▸ **Task data**
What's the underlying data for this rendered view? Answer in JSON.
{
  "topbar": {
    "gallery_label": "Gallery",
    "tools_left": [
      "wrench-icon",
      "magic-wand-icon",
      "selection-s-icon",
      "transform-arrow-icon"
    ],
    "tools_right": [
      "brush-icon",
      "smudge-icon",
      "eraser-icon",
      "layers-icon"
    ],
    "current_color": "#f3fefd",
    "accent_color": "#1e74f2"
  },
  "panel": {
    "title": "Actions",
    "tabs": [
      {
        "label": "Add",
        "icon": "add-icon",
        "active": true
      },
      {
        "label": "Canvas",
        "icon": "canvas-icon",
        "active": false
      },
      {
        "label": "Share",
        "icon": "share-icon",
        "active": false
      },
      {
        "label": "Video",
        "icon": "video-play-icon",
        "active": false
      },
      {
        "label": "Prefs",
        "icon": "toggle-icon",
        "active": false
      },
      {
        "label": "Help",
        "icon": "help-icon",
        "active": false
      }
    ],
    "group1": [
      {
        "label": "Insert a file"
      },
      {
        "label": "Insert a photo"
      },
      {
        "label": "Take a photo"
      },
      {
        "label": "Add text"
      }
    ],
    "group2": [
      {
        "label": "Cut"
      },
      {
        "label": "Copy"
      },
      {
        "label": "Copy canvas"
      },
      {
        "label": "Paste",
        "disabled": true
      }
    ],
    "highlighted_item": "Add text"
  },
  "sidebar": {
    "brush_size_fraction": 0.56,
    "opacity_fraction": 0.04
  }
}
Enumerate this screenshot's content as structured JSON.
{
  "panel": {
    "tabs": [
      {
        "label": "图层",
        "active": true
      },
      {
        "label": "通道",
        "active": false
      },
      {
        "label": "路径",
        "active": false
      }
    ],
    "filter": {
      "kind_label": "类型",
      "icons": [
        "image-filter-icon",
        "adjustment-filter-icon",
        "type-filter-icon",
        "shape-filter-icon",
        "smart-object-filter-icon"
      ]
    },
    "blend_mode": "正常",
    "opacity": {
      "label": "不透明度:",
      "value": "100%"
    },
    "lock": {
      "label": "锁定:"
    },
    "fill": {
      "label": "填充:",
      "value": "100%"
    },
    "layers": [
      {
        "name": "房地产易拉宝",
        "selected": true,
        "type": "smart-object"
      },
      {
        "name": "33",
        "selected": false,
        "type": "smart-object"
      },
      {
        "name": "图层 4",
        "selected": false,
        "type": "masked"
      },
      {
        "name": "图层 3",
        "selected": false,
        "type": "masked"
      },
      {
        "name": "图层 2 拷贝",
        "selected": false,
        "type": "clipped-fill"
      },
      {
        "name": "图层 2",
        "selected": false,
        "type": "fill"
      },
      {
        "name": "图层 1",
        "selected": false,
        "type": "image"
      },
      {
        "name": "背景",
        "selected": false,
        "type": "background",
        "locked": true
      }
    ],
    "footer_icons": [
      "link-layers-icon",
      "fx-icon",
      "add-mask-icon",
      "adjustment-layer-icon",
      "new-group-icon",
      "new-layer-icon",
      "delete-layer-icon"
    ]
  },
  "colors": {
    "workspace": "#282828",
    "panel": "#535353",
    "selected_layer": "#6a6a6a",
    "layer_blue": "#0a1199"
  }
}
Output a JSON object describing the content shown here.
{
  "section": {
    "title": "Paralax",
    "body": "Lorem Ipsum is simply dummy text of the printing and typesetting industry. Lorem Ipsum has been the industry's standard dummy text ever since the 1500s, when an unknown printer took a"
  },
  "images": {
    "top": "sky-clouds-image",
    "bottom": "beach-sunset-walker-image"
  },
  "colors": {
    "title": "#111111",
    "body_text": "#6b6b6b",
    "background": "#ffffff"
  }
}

▸ **Job**
Exactly reproduce every line of the records.

▸ **Output for this task**
What's the underlying data for this rendered view? Answer in JSON.
{
  "topbar": {
    "gallery_label": "Gallery",
    "tools_left": [
      "wrench-icon",
      "magic-wand-icon",
      "selection-s-icon",
      "transform-arrow-icon"
    ],
    "tools_right": [
      "brush-icon",
      "smudge-icon",
      "eraser-icon",
      "layers-icon"
    ],
    "current_color": "#f3fefd",
    "accent_color": "#1e74f2"
  },
  "panel": {
    "title": "Actions",
    "tabs": [
      {
        "label": "Add",
        "icon": "add-icon",
        "active": true
      },
      {
        "label": "Canvas",
        "icon": "canvas-icon",
        "active": false
      },
      {
        "label": "Share",
        "icon": "share-icon",
        "active": false
      },
      {
        "label": "Video",
        "icon": "video-play-icon",
        "active": false
      },
      {
        "label": "Prefs",
        "icon": "toggle-icon",
        "active": false
      },
      {
        "label": "Help",
        "icon": "help-icon",
        "active": false
      }
    ],
    "group1": [
      {
        "label": "Insert a file"
      },
      {
        "label": "Insert a photo"
      },
      {
        "label": "Take a photo"
      },
      {
        "label": "Add text"
      }
    ],
    "group2": [
      {
        "label": "Cut"
      },
      {
        "label": "Copy"
      },
      {
        "label": "Copy canvas"
      },
      {
        "label": "Paste",
        "disabled": true
      }
    ],
    "highlighted_item": "Add text"
  },
  "sidebar": {
    "brush_size_fraction": 0.56,
    "opacity_fraction": 0.04
  }
}
Enumerate this screenshot's content as structured JSON.
{
  "panel": {
    "tabs": [
      {
        "label": "图层",
        "active": true
      },
      {
        "label": "通道",
        "active": false
      },
      {
        "label": "路径",
        "active": false
      }
    ],
    "filter": {
      "kind_label": "类型",
      "icons": [
        "image-filter-icon",
        "adjustment-filter-icon",
        "type-filter-icon",
        "shape-filter-icon",
        "smart-object-filter-icon"
      ]
    },
    "blend_mode": "正常",
    "opacity": {
      "label": "不透明度:",
      "value": "100%"
    },
    "lock": {
      "label": "锁定:"
    },
    "fill": {
      "label": "填充:",
      "value": "100%"
    },
    "layers": [
      {
        "name": "房地产易拉宝",
        "selected": true,
        "type": "smart-object"
      },
      {
        "name": "33",
        "selected": false,
        "type": "smart-object"
      },
      {
        "name": "图层 4",
        "selected": false,
        "type": "masked"
      },
      {
        "name": "图层 3",
        "selected": false,
        "type": "masked"
      },
      {
        "name": "图层 2 拷贝",
        "selected": false,
        "type": "clipped-fill"
      },
      {
        "name": "图层 2",
        "selected": false,
        "type": "fill"
      },
      {
        "name": "图层 1",
        "selected": false,
        "type": "image"
      },
      {
        "name": "背景",
        "selected": false,
        "type": "background",
        "locked": true
      }
    ],
    "footer_icons": [
      "link-layers-icon",
      "fx-icon",
      "add-mask-icon",
      "adjustment-layer-icon",
      "new-group-icon",
      "new-layer-icon",
      "delete-layer-icon"
    ]
  },
  "colors": {
    "workspace": "#282828",
    "panel": "#535353",
    "selected_layer": "#6a6a6a",
    "layer_blue": "#0a1199"
  }
}
Output a JSON object describing the content shown here.
{
  "section": {
    "title": "Paralax",
    "body": "Lorem Ipsum is simply dummy text of the printing and typesetting industry. Lorem Ipsum has been the industry's standard dummy text ever since the 1500s, when an unknown printer took a"
  },
  "images": {
    "top": "sky-clouds-image",
    "bottom": "beach-sunset-walker-image"
  },
  "colors": {
    "title": "#111111",
    "body_text": "#6b6b6b",
    "background": "#ffffff"
  }
}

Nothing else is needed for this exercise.